— DATA SECTION —
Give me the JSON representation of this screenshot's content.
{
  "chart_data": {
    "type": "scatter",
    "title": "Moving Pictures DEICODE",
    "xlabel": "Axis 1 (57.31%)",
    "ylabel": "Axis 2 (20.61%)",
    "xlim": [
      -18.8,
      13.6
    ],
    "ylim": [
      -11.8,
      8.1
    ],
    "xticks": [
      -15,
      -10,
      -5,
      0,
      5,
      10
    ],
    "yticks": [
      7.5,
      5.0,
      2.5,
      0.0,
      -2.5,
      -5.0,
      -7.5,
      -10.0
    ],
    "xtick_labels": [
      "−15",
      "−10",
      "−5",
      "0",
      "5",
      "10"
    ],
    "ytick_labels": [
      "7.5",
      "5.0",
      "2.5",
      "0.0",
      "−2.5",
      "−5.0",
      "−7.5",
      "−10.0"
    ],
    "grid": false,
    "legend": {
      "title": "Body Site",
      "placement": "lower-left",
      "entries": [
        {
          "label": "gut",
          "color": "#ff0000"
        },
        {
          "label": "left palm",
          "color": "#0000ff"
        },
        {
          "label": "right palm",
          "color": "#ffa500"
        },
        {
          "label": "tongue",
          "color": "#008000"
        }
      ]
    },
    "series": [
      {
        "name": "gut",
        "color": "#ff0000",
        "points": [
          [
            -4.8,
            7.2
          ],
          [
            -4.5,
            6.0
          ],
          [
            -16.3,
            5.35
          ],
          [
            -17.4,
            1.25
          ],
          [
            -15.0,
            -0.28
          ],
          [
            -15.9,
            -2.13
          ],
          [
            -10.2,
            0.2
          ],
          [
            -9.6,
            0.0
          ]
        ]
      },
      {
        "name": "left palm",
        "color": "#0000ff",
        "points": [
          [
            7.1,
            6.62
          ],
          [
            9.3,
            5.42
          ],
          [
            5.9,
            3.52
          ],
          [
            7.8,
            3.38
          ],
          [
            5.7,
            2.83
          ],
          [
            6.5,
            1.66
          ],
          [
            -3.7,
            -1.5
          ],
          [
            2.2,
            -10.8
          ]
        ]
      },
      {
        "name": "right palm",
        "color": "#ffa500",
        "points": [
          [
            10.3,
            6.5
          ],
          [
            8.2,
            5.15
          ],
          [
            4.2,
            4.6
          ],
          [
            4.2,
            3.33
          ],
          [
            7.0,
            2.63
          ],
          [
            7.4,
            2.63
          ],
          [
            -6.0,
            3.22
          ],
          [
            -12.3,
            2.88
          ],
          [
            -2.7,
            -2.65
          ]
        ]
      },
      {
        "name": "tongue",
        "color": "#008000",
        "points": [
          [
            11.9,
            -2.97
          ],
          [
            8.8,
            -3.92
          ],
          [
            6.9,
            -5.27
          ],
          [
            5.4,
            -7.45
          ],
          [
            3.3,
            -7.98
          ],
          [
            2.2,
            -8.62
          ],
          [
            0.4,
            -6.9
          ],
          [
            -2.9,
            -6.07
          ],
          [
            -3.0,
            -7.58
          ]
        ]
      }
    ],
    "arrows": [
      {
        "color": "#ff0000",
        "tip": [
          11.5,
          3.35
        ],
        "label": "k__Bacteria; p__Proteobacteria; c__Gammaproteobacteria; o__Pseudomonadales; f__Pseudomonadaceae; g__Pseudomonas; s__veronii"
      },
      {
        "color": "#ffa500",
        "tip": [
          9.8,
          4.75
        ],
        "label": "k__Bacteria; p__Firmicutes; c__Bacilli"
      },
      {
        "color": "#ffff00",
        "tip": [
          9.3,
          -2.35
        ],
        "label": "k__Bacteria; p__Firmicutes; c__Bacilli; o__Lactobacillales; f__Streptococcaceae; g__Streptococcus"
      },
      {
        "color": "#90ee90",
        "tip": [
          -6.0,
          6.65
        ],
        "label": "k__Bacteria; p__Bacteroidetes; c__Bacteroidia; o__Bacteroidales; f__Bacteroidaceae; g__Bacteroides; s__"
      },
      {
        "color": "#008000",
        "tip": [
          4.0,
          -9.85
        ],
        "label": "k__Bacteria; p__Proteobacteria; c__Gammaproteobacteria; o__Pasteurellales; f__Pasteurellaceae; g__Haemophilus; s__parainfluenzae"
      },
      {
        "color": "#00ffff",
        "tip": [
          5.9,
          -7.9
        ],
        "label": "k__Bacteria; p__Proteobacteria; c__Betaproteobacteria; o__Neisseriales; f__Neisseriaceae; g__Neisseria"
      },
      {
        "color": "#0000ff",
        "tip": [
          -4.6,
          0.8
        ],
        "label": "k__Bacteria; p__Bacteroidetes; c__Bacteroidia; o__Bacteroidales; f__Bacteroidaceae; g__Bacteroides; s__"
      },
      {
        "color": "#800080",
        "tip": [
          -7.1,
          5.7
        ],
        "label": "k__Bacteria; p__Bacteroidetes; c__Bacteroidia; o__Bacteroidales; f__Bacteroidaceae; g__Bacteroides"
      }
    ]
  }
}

— PROBLEM DETAILS —
Which lines above hold the string "title"? Please copy all of them.

— FINISHED EXERCISE —
    "title": "Moving Pictures DEICODE",
      "title": "Body Site",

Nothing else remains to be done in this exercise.